__TASK GOAL__: Find all the lines with "JSON" and gather them.

Stored items from a collection:
-- Begin --

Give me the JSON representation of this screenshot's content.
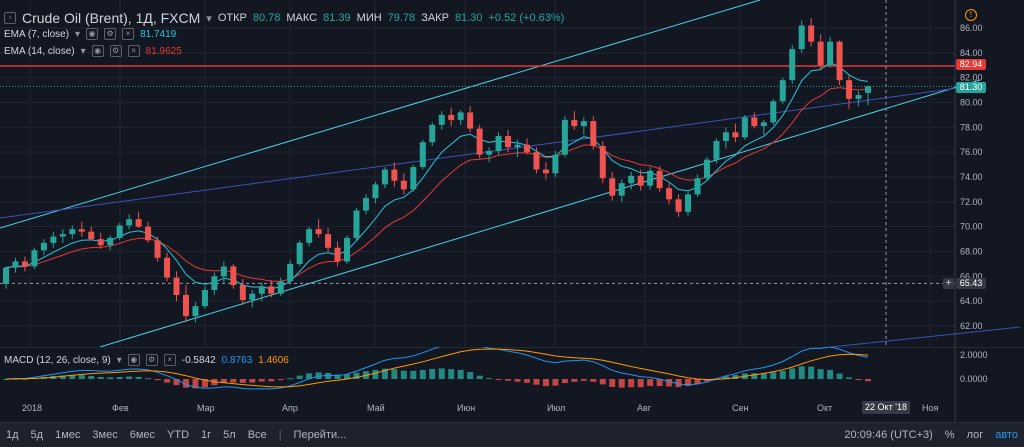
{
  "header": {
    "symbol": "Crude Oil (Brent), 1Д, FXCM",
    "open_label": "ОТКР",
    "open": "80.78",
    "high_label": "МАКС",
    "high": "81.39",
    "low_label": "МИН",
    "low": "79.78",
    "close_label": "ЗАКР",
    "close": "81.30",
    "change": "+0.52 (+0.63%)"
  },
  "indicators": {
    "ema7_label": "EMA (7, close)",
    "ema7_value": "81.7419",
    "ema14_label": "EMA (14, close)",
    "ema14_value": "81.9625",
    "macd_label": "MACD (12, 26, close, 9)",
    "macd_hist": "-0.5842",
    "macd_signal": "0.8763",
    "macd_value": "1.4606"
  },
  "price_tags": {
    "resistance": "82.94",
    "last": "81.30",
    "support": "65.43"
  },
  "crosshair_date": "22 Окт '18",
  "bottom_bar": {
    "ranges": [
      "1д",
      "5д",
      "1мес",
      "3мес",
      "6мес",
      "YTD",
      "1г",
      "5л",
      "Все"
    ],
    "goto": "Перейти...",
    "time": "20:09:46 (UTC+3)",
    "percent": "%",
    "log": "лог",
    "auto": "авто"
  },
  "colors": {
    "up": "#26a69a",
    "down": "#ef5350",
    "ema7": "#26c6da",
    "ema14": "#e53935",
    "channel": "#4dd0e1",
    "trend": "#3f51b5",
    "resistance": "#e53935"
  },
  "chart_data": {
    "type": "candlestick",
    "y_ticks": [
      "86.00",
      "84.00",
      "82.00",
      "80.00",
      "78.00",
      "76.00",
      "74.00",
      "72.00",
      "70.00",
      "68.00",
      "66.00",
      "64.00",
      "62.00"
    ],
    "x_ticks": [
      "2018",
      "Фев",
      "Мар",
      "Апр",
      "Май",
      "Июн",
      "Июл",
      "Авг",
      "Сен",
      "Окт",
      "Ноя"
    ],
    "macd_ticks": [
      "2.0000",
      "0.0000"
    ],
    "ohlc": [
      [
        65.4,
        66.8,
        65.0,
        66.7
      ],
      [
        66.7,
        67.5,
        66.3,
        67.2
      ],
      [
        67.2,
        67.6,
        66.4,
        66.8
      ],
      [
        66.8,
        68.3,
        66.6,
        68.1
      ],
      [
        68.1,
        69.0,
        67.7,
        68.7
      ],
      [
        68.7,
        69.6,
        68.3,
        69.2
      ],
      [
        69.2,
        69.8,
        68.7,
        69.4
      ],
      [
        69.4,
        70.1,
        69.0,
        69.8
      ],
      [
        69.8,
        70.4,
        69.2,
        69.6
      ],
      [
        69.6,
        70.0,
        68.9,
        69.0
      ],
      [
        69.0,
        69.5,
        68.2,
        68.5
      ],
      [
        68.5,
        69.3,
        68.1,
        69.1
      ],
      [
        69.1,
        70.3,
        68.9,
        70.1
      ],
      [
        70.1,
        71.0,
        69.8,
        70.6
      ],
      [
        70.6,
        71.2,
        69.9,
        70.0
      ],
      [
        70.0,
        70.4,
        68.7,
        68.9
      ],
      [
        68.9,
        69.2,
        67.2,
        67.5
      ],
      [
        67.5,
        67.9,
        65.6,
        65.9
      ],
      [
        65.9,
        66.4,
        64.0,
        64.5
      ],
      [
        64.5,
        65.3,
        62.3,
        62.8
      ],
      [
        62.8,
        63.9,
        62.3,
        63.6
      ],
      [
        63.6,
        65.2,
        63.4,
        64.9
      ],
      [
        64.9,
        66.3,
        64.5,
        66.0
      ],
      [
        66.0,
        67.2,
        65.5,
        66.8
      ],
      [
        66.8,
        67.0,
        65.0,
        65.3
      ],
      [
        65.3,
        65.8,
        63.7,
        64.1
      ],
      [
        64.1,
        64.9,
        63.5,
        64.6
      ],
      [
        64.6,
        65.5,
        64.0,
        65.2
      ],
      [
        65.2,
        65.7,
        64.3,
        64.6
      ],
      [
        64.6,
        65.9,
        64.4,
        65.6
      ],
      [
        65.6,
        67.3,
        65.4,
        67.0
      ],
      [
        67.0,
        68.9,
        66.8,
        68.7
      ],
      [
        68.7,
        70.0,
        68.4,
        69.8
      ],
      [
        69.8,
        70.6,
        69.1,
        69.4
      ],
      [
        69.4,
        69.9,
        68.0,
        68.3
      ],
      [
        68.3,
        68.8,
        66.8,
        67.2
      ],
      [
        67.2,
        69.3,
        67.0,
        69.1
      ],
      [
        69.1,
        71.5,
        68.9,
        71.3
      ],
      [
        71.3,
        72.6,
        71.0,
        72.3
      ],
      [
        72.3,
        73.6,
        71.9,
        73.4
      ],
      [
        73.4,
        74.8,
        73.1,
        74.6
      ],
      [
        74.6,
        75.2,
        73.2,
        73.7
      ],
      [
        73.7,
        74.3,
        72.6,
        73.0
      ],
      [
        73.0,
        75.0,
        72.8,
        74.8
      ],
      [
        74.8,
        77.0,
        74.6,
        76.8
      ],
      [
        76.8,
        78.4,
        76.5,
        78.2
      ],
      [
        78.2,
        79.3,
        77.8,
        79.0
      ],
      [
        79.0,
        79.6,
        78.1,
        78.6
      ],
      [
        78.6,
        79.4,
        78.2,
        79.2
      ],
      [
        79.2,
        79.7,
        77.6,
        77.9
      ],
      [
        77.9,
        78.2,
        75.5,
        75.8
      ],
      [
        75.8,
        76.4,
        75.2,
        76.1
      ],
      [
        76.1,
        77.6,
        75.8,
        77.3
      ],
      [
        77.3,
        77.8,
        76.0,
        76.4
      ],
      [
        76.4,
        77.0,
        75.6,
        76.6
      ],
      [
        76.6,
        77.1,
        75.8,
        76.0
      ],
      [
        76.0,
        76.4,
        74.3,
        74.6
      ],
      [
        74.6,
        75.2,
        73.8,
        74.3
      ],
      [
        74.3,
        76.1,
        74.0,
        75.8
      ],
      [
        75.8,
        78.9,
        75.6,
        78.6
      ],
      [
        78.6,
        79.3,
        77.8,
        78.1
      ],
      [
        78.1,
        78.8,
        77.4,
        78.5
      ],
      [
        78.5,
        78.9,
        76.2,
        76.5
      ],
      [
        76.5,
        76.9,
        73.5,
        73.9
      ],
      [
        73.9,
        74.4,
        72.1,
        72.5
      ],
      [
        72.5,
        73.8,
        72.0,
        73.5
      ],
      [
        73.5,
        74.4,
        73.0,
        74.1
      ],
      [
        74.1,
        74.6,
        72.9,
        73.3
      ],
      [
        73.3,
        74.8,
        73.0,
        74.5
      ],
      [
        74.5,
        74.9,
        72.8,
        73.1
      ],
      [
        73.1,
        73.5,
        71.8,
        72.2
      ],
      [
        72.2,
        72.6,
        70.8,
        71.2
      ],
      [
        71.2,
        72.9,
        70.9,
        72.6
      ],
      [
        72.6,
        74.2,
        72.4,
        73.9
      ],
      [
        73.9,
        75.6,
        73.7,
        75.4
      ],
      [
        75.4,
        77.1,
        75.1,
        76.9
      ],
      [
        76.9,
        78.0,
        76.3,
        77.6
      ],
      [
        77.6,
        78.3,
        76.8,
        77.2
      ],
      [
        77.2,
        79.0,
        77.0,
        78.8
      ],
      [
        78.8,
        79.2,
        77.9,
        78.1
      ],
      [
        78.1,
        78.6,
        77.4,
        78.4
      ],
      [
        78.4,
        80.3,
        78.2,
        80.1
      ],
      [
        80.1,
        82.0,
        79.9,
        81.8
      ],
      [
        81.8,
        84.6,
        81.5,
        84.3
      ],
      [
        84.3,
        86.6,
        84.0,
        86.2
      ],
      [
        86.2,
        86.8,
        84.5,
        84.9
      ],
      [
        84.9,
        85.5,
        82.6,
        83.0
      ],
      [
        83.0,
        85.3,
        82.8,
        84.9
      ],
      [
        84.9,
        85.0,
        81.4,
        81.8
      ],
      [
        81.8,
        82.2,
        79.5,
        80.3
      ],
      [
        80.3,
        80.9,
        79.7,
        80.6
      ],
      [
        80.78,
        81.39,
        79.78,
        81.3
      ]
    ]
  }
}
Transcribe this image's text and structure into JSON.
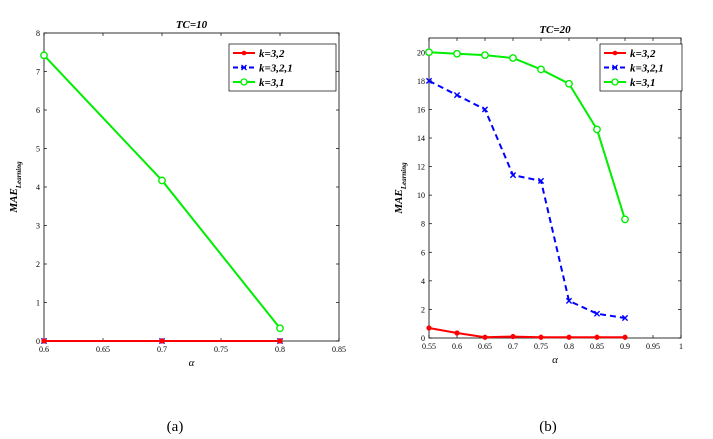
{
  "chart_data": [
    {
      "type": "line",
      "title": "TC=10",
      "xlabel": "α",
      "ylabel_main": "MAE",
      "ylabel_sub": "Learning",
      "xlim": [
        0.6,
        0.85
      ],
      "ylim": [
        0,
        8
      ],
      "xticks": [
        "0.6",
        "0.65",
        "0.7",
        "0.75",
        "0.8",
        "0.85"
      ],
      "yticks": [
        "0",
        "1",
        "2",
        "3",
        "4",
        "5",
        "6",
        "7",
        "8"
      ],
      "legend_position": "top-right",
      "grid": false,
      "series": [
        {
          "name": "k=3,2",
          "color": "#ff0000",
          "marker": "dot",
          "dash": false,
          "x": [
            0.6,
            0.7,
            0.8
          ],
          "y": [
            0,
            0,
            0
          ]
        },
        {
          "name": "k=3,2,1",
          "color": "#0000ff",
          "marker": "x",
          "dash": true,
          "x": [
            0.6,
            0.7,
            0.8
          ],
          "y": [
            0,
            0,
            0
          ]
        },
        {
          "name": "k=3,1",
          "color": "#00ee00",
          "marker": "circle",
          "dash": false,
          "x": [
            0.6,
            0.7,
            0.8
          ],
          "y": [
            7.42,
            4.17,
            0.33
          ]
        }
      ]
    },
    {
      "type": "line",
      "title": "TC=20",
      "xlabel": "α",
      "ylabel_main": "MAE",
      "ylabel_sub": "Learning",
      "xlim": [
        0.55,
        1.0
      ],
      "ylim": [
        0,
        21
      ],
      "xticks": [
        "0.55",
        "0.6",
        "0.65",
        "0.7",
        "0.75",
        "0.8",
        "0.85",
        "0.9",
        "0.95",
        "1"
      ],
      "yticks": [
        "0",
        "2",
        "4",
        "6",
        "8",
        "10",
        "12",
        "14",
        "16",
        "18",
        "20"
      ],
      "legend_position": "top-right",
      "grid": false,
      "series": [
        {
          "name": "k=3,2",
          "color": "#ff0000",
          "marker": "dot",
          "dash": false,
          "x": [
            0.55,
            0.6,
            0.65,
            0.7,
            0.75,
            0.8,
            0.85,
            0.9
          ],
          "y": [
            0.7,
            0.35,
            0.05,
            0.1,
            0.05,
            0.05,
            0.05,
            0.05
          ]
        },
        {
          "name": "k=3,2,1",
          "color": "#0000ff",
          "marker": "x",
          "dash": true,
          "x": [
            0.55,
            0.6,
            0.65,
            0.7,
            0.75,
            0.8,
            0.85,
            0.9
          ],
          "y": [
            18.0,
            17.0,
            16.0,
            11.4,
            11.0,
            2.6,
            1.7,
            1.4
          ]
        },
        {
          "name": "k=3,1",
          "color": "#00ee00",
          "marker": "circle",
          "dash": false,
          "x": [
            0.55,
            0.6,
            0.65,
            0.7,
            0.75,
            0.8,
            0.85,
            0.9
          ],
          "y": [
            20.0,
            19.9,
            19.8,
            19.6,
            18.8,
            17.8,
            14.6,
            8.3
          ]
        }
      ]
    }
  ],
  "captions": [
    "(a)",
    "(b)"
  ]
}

-- End --

__EXPECTED OUTPUT__:
Give me the JSON representation of this screenshot's content.
Transcribe this image's text and structure into JSON.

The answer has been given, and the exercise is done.